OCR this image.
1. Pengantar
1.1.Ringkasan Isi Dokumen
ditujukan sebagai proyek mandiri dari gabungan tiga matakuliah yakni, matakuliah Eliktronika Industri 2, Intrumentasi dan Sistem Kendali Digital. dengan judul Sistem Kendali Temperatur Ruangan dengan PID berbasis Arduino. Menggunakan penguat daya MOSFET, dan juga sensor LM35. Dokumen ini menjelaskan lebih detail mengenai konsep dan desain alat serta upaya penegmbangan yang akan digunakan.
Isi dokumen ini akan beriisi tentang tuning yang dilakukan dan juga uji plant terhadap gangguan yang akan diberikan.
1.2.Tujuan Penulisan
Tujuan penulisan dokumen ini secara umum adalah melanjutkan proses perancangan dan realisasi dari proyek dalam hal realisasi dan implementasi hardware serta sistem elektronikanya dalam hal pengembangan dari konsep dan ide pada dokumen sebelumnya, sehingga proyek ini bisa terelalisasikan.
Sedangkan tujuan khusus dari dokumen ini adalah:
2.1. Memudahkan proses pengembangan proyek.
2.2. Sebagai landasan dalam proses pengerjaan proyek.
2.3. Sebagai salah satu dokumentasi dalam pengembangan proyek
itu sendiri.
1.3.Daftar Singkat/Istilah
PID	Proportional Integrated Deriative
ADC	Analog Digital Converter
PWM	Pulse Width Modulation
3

(WHAT YOU WILL DO)
Scan the listing above for the word "proses" and show each line where it is found.

(FULL RESPONSE)
Tujuan penulisan dokumen ini secara umum adalah melanjutkan proses perancangan dan realisasi dari proyek dalam hal realisasi dan implementasi hardware serta sistem elektronikanya dalam hal pengembangan dari konsep dan ide pada dokumen sebelumnya, sehingga proyek ini bisa terelalisasikan.
2.1. Memudahkan proses pengembangan proyek.
2.2. Sebagai landasan dalam proses pengerjaan proyek.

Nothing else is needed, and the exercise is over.